SHORT EXERCISE -
Below are records; transcribe only the line with "Transcribe this image's" and those after it, through the last line, without any change.

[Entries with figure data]
◇ ◇ ◇

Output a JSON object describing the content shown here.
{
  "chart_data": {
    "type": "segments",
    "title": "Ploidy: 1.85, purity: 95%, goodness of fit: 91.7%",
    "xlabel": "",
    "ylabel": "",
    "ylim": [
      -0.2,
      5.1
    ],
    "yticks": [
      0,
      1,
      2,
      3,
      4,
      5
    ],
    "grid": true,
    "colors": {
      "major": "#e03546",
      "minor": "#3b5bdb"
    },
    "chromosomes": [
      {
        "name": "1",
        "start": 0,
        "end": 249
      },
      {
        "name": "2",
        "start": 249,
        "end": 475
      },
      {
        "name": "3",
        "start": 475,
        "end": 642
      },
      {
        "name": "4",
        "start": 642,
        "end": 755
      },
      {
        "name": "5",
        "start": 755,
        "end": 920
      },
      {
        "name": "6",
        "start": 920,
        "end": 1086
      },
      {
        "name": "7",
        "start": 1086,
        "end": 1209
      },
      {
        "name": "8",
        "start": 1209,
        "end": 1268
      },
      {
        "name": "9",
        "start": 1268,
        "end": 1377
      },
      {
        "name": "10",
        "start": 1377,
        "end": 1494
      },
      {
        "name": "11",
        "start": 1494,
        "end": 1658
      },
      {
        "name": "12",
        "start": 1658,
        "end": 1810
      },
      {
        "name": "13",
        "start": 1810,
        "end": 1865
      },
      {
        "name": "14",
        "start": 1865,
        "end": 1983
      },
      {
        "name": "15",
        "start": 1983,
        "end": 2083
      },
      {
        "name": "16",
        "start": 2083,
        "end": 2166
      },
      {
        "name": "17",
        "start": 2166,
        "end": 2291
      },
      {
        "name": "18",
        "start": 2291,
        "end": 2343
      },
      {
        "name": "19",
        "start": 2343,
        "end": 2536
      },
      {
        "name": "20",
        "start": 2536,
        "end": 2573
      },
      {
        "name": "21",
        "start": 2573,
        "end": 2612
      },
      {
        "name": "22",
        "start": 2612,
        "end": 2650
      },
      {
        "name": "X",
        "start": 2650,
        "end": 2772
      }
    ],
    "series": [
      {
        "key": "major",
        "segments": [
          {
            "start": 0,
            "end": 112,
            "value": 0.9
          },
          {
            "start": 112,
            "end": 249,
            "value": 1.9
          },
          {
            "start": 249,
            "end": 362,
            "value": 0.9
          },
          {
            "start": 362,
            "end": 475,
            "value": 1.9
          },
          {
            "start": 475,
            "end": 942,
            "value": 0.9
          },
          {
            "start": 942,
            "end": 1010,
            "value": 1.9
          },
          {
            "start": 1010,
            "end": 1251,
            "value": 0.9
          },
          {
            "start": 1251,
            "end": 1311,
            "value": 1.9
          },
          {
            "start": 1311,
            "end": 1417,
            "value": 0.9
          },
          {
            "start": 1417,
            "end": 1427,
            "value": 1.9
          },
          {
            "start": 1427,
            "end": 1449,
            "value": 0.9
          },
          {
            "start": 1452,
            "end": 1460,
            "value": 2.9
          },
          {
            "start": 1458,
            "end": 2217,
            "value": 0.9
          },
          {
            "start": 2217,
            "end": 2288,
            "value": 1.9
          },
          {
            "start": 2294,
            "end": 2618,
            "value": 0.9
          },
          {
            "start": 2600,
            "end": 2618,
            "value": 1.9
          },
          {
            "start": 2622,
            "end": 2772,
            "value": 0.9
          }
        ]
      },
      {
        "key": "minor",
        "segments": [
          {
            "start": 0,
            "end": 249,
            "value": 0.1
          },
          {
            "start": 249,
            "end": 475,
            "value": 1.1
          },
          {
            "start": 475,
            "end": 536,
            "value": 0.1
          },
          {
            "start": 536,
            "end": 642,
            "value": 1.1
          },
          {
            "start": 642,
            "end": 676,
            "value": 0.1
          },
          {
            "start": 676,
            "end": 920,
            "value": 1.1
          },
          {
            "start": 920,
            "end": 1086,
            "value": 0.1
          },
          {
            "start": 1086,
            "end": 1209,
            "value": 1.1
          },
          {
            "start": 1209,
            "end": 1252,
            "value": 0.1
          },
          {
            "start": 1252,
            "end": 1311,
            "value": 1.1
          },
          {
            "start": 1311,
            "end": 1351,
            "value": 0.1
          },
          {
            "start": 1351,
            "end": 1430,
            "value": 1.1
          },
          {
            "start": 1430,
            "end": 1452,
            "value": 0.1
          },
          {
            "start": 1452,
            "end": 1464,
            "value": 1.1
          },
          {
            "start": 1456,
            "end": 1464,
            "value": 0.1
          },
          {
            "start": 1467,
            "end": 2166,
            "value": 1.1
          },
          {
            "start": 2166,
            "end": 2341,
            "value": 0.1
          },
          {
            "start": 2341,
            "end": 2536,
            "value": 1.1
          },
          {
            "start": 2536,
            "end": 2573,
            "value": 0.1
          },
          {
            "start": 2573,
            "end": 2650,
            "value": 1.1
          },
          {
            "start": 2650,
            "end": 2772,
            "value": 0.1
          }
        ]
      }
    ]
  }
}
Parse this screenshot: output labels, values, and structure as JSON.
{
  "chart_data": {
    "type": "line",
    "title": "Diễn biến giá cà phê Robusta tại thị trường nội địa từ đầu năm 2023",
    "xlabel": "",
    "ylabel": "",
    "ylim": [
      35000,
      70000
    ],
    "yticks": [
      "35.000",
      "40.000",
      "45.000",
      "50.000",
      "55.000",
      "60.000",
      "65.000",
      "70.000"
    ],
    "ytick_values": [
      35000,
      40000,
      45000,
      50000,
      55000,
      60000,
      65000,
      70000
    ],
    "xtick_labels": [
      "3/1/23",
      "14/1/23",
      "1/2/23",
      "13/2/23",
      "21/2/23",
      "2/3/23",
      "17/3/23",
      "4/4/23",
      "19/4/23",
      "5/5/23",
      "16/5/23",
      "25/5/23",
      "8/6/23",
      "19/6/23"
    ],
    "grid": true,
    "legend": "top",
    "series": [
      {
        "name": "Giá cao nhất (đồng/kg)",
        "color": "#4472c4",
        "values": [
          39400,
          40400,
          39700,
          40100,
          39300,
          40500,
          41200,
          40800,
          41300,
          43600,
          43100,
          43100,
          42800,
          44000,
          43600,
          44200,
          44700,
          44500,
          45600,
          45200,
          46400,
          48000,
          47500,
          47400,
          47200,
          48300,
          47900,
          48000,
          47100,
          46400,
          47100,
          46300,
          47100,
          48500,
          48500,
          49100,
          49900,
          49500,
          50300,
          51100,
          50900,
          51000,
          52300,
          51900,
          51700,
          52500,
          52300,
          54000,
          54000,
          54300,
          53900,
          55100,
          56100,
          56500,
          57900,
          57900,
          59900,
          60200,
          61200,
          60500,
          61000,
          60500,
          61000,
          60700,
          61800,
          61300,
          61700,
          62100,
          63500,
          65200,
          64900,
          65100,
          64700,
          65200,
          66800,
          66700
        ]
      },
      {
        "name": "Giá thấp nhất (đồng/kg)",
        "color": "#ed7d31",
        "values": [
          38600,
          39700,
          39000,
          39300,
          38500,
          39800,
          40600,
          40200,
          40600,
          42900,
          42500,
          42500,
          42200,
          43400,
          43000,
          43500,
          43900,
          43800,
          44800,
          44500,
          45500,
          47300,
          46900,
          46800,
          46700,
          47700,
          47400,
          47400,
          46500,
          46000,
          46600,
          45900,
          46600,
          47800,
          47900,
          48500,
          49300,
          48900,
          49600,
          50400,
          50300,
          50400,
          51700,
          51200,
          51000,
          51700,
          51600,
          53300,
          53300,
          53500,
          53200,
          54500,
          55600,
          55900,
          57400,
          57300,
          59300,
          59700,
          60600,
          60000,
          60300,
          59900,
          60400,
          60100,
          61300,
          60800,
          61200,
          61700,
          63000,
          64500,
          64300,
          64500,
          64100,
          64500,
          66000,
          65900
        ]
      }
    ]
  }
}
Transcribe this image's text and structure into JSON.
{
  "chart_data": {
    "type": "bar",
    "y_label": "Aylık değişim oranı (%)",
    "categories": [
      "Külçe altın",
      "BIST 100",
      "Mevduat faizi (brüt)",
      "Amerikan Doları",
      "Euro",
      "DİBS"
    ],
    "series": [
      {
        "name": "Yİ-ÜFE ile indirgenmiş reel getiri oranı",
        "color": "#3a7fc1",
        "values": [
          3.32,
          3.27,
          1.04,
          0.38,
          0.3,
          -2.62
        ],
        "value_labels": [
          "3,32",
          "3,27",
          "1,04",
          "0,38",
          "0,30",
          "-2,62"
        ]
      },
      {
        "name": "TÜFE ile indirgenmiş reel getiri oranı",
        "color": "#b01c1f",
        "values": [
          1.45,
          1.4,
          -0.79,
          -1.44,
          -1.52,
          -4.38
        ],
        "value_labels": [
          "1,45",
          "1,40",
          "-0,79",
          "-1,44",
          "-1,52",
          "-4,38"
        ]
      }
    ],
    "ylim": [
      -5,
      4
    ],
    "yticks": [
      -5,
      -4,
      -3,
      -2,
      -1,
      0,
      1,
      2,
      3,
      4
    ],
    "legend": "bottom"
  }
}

◇ ◇ ◇

RESPONSE TO THIS EXERCISE -
Transcribe this image's text and structure into JSON.
{
  "chart_data": {
    "type": "bar",
    "y_label": "Aylık değişim oranı (%)",
    "categories": [
      "Külçe altın",
      "BIST 100",
      "Mevduat faizi (brüt)",
      "Amerikan Doları",
      "Euro",
      "DİBS"
    ],
    "series": [
      {
        "name": "Yİ-ÜFE ile indirgenmiş reel getiri oranı",
        "color": "#3a7fc1",
        "values": [
          3.32,
          3.27,
          1.04,
          0.38,
          0.3,
          -2.62
        ],
        "value_labels": [
          "3,32",
          "3,27",
          "1,04",
          "0,38",
          "0,30",
          "-2,62"
        ]
      },
      {
        "name": "TÜFE ile indirgenmiş reel getiri oranı",
        "color": "#b01c1f",
        "values": [
          1.45,
          1.4,
          -0.79,
          -1.44,
          -1.52,
          -4.38
        ],
        "value_labels": [
          "1,45",
          "1,40",
          "-0,79",
          "-1,44",
          "-1,52",
          "-4,38"
        ]
      }
    ],
    "ylim": [
      -5,
      4
    ],
    "yticks": [
      -5,
      -4,
      -3,
      -2,
      -1,
      0,
      1,
      2,
      3,
      4
    ],
    "legend": "bottom"
  }
}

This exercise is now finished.